Exercise description: Identify the lines that include the word "name", then copy all of them.

··· Listed records ···

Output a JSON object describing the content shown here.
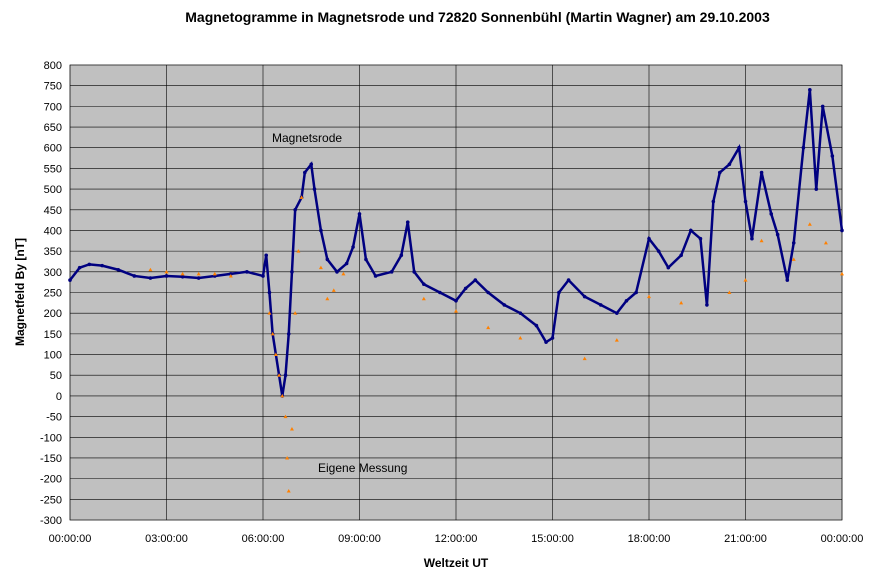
{
  "chart_data": {
    "type": "scatter",
    "title": "Magnetogramme in Magnetsrode und 72820 Sonnenbühl (Martin Wagner) am 29.10.2003",
    "xlabel": "Weltzeit UT",
    "ylabel": "Magnetfeld By [nT]",
    "xlim": [
      0,
      24
    ],
    "ylim": [
      -300,
      800
    ],
    "grid": true,
    "xticks": [
      0,
      3,
      6,
      9,
      12,
      15,
      18,
      21,
      24
    ],
    "xtick_labels": [
      "00:00:00",
      "03:00:00",
      "06:00:00",
      "09:00:00",
      "12:00:00",
      "15:00:00",
      "18:00:00",
      "21:00:00",
      "00:00:00"
    ],
    "yticks": [
      -300,
      -250,
      -200,
      -150,
      -100,
      -50,
      0,
      50,
      100,
      150,
      200,
      250,
      300,
      350,
      400,
      450,
      500,
      550,
      600,
      650,
      700,
      750,
      800
    ],
    "series": [
      {
        "name": "Magnetsrode",
        "color": "#000080",
        "x": [
          0,
          0.3,
          0.6,
          1,
          1.5,
          2,
          2.5,
          3,
          3.5,
          4,
          4.5,
          5,
          5.5,
          6,
          6.1,
          6.2,
          6.3,
          6.5,
          6.6,
          6.7,
          6.8,
          6.9,
          7,
          7.2,
          7.3,
          7.5,
          7.6,
          7.8,
          8,
          8.3,
          8.6,
          8.8,
          9,
          9.2,
          9.5,
          10,
          10.3,
          10.5,
          10.7,
          11,
          11.5,
          12,
          12.3,
          12.6,
          13,
          13.5,
          14,
          14.5,
          14.8,
          15,
          15.2,
          15.5,
          16,
          16.5,
          17,
          17.3,
          17.6,
          18,
          18.3,
          18.6,
          19,
          19.3,
          19.6,
          19.8,
          20,
          20.2,
          20.5,
          20.8,
          21,
          21.2,
          21.5,
          21.8,
          22,
          22.3,
          22.5,
          22.8,
          23,
          23.2,
          23.4,
          23.7,
          24
        ],
        "y": [
          280,
          310,
          318,
          315,
          305,
          290,
          285,
          290,
          288,
          285,
          290,
          295,
          300,
          290,
          340,
          250,
          150,
          50,
          0,
          50,
          150,
          300,
          450,
          480,
          540,
          560,
          500,
          400,
          330,
          300,
          320,
          360,
          440,
          330,
          290,
          300,
          340,
          420,
          300,
          270,
          250,
          230,
          260,
          280,
          250,
          220,
          200,
          170,
          130,
          140,
          250,
          280,
          240,
          220,
          200,
          230,
          250,
          380,
          350,
          310,
          340,
          400,
          380,
          220,
          470,
          540,
          560,
          600,
          470,
          380,
          540,
          440,
          390,
          280,
          370,
          600,
          740,
          500,
          700,
          580,
          400
        ]
      },
      {
        "name": "Eigene Messung",
        "color": "#FF8000",
        "x": [
          2.5,
          3,
          3.5,
          4,
          4.5,
          5,
          6.2,
          6.3,
          6.4,
          6.5,
          6.6,
          6.7,
          6.75,
          6.8,
          6.9,
          7,
          7.1,
          7.2,
          7.8,
          8,
          8.2,
          8.5,
          11,
          12,
          13,
          14,
          16,
          17,
          18,
          19,
          20.5,
          21,
          21.5,
          22.5,
          23,
          23.5,
          24
        ],
        "y": [
          305,
          300,
          295,
          295,
          295,
          290,
          200,
          150,
          100,
          50,
          0,
          -50,
          -150,
          -230,
          -80,
          200,
          350,
          480,
          310,
          235,
          255,
          295,
          235,
          205,
          165,
          140,
          90,
          135,
          240,
          225,
          250,
          280,
          375,
          330,
          415,
          370,
          295
        ]
      }
    ],
    "annotations": [
      "Magnetsrode",
      "Eigene Messung"
    ]
  }
}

···

Final result:
        "name": "Magnetsrode",
        "name": "Eigene Messung",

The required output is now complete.